Aim of the task -
Make an exact copy of the records, with the pictures left out.

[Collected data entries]

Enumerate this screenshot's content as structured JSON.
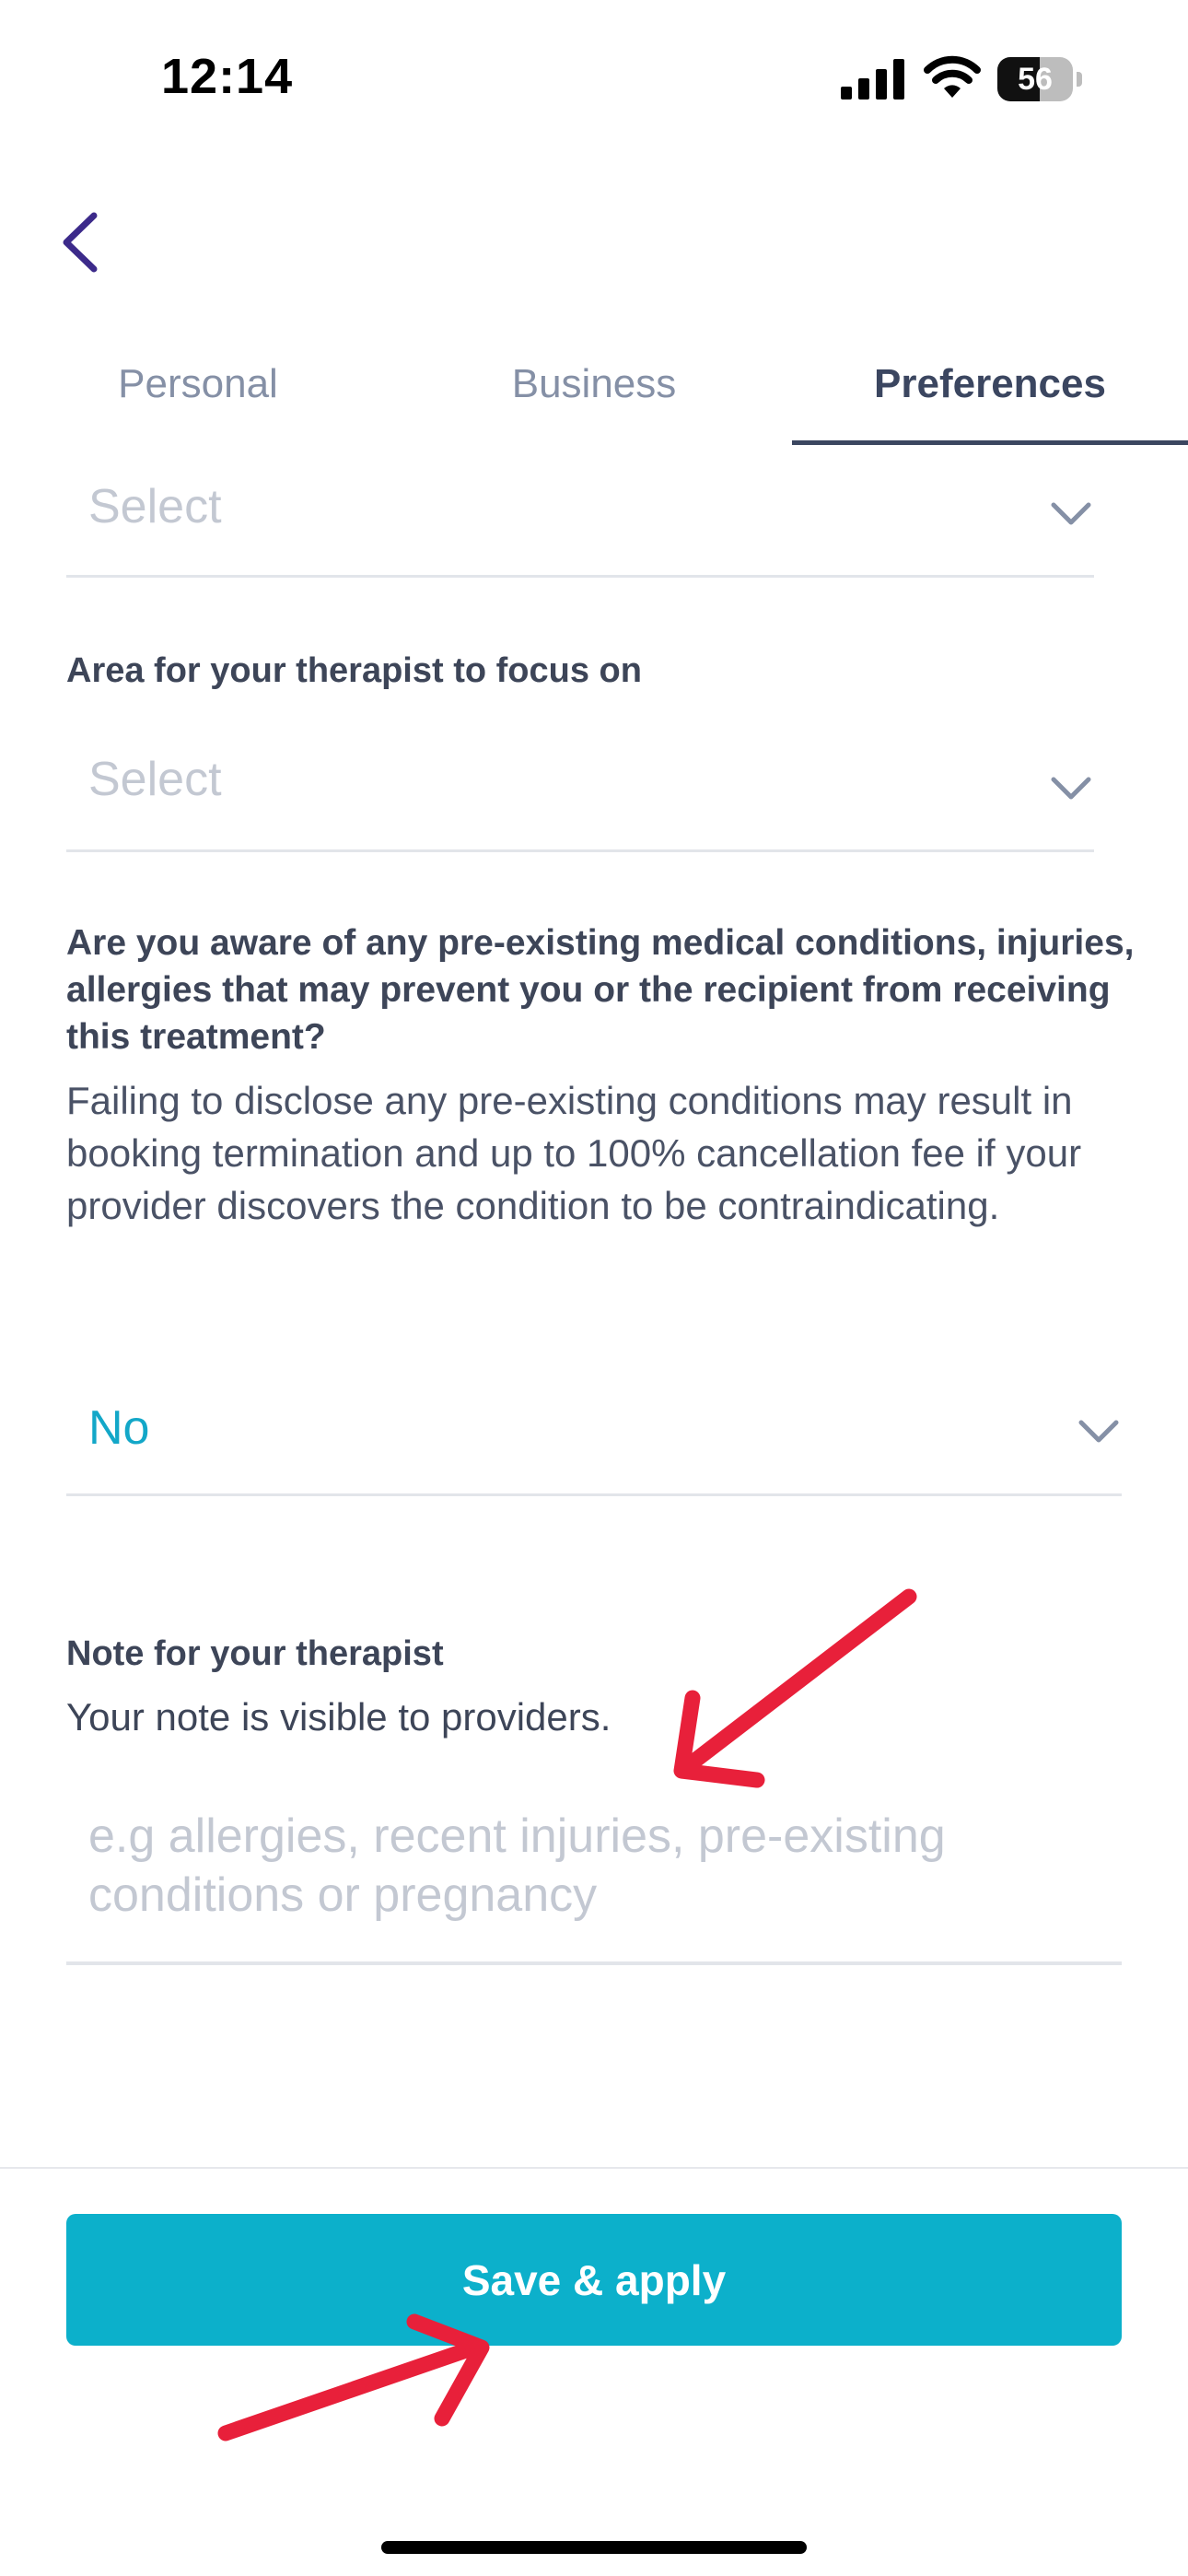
{
  "status_bar": {
    "time": "12:14",
    "battery_level": "56",
    "battery_fraction": 0.56
  },
  "tabs": [
    {
      "label": "Personal",
      "active": false
    },
    {
      "label": "Business",
      "active": false
    },
    {
      "label": "Preferences",
      "active": true
    }
  ],
  "form": {
    "first_select": {
      "placeholder": "Select"
    },
    "focus_area": {
      "label": "Area for your therapist to focus on",
      "placeholder": "Select"
    },
    "medical_conditions": {
      "question": "Are you aware of any pre-existing medical conditions, injuries, allergies that may prevent you or the recipient from receiving this treatment?",
      "helper": "Failing to disclose any pre-existing conditions may result in booking termination and up to 100% cancellation fee if your provider discovers the condition to be contraindicating.",
      "value": "No"
    },
    "note": {
      "label": "Note for your therapist",
      "helper": "Your note is visible to providers.",
      "placeholder": "e.g allergies, recent injuries, pre-existing conditions or pregnancy"
    }
  },
  "footer": {
    "save_label": "Save & apply"
  },
  "colors": {
    "accent": "#0cb0cb",
    "annotation": "#e8203a",
    "text": "#3d4558",
    "back_icon": "#3c2a8a"
  },
  "icons": [
    "back-chevron-icon",
    "chevron-down-icon",
    "signal-icon",
    "wifi-icon",
    "battery-icon"
  ]
}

Solution to the exercise -
Enumerate this screenshot's content as structured JSON.
{
  "status_bar": {
    "time": "12:14",
    "battery_level": "56",
    "battery_fraction": 0.56
  },
  "tabs": [
    {
      "label": "Personal",
      "active": false
    },
    {
      "label": "Business",
      "active": false
    },
    {
      "label": "Preferences",
      "active": true
    }
  ],
  "form": {
    "first_select": {
      "placeholder": "Select"
    },
    "focus_area": {
      "label": "Area for your therapist to focus on",
      "placeholder": "Select"
    },
    "medical_conditions": {
      "question": "Are you aware of any pre-existing medical conditions, injuries, allergies that may prevent you or the recipient from receiving this treatment?",
      "helper": "Failing to disclose any pre-existing conditions may result in booking termination and up to 100% cancellation fee if your provider discovers the condition to be contraindicating.",
      "value": "No"
    },
    "note": {
      "label": "Note for your therapist",
      "helper": "Your note is visible to providers.",
      "placeholder": "e.g allergies, recent injuries, pre-existing conditions or pregnancy"
    }
  },
  "footer": {
    "save_label": "Save & apply"
  },
  "colors": {
    "accent": "#0cb0cb",
    "annotation": "#e8203a",
    "text": "#3d4558",
    "back_icon": "#3c2a8a"
  },
  "icons": [
    "back-chevron-icon",
    "chevron-down-icon",
    "signal-icon",
    "wifi-icon",
    "battery-icon"
  ]
}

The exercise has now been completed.